__Short task__
Using the records that follow, copy every line containing the word "Children".

(Items from a figure collection)

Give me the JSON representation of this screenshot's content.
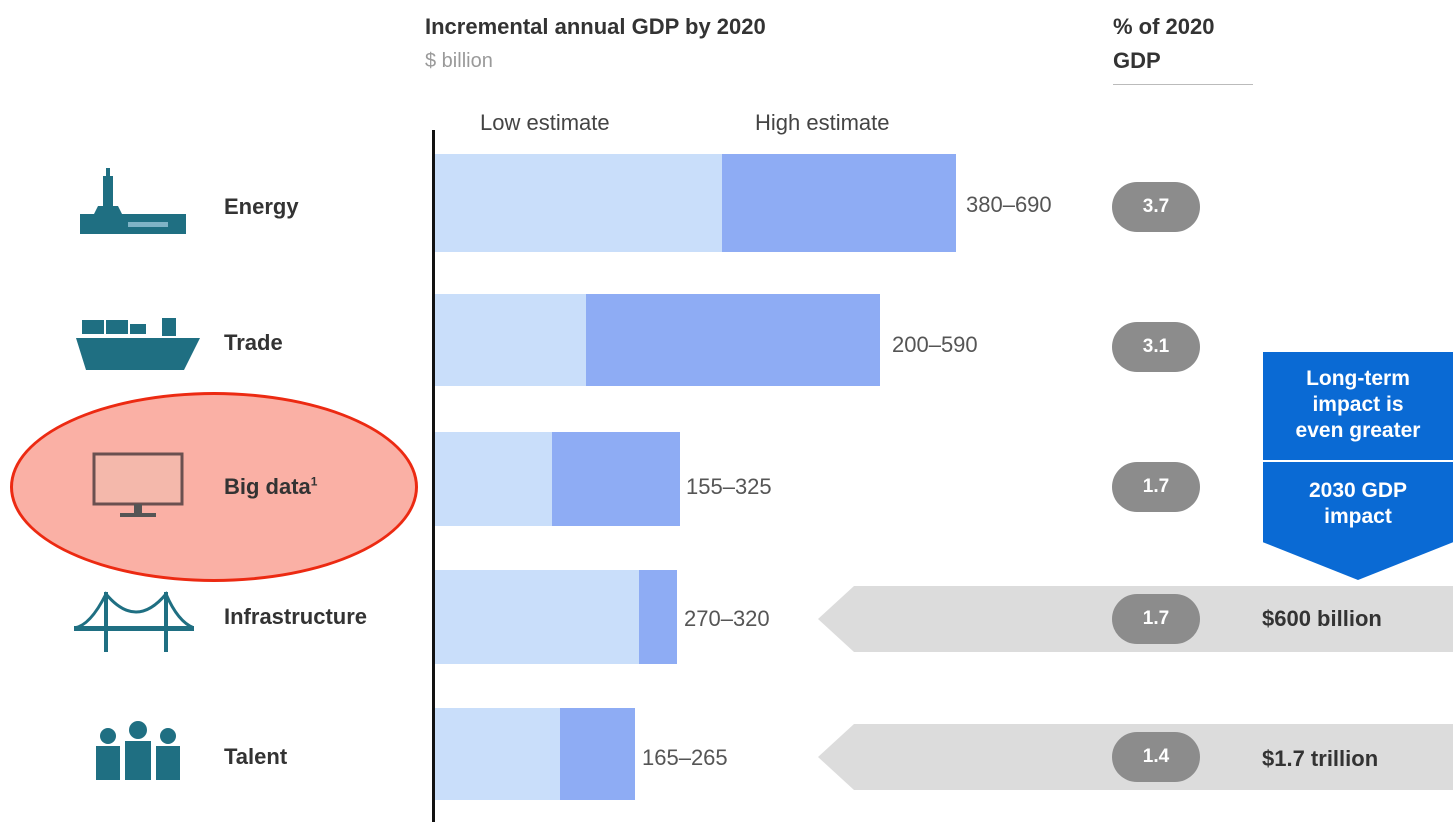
{
  "header": {
    "title": "Incremental annual GDP by 2020",
    "unit": "$ billion",
    "pct_title_line1": "% of 2020",
    "pct_title_line2": "GDP"
  },
  "legend": {
    "low": "Low estimate",
    "high": "High estimate"
  },
  "colors": {
    "low": "#c9defa",
    "high": "#8eacf4",
    "pill": "#8c8c8c",
    "callout": "#0a6ad4",
    "arrow": "#dcdcdc",
    "highlight": "#ec2a12"
  },
  "chart_data": {
    "type": "bar",
    "title": "Incremental annual GDP by 2020",
    "ylabel": "$ billion",
    "categories": [
      "Energy",
      "Trade",
      "Big data",
      "Infrastructure",
      "Talent"
    ],
    "series": [
      {
        "name": "Low estimate",
        "values": [
          380,
          200,
          155,
          270,
          165
        ]
      },
      {
        "name": "High estimate",
        "values": [
          690,
          590,
          325,
          320,
          265
        ]
      }
    ],
    "range_labels": [
      "380–690",
      "200–590",
      "155–325",
      "270–320",
      "165–265"
    ],
    "pct_of_2020_gdp": [
      "3.7",
      "3.1",
      "1.7",
      "1.7",
      "1.4"
    ],
    "xlim": [
      0,
      700
    ]
  },
  "rows": [
    {
      "label": "Energy",
      "sup": "",
      "icon": "oil-rig-icon"
    },
    {
      "label": "Trade",
      "sup": "",
      "icon": "cargo-ship-icon"
    },
    {
      "label": "Big data",
      "sup": "1",
      "icon": "monitor-icon"
    },
    {
      "label": "Infrastructure",
      "sup": "",
      "icon": "bridge-icon"
    },
    {
      "label": "Talent",
      "sup": "",
      "icon": "people-icon"
    }
  ],
  "callout": {
    "line1": "Long-term",
    "line2": "impact is",
    "line3": "even greater",
    "sub1": "2030 GDP",
    "sub2": "impact"
  },
  "gdp_2030": {
    "infrastructure": "$600 billion",
    "talent": "$1.7 trillion"
  }
}
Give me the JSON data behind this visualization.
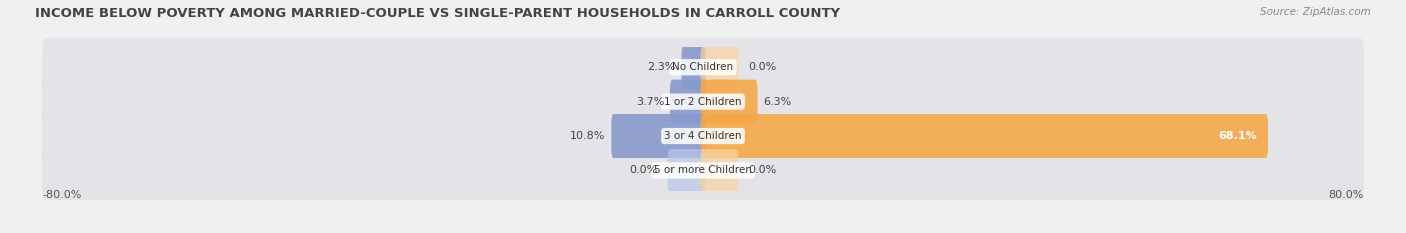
{
  "title": "INCOME BELOW POVERTY AMONG MARRIED-COUPLE VS SINGLE-PARENT HOUSEHOLDS IN CARROLL COUNTY",
  "source": "Source: ZipAtlas.com",
  "categories": [
    "No Children",
    "1 or 2 Children",
    "3 or 4 Children",
    "5 or more Children"
  ],
  "married_values": [
    2.3,
    3.7,
    10.8,
    0.0
  ],
  "single_values": [
    0.0,
    6.3,
    68.1,
    0.0
  ],
  "married_color": "#8899cc",
  "single_color": "#f5a84a",
  "married_color_light": "#b8c8e8",
  "single_color_light": "#f8d4a0",
  "bar_bg_color": "#e2e2e6",
  "bar_height": 0.72,
  "xlim_left": -80,
  "xlim_right": 80,
  "x_left_label": "-80.0%",
  "x_right_label": "80.0%",
  "title_fontsize": 9.5,
  "source_fontsize": 7.5,
  "label_fontsize": 8,
  "category_fontsize": 7.5,
  "legend_fontsize": 8,
  "background_color": "#f0f0f0",
  "bar_row_bg": "#e4e4e8"
}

__Answer to the exercise__
    "No Children",
    "1 or 2 Children",
    "3 or 4 Children",
    "5 or more Children"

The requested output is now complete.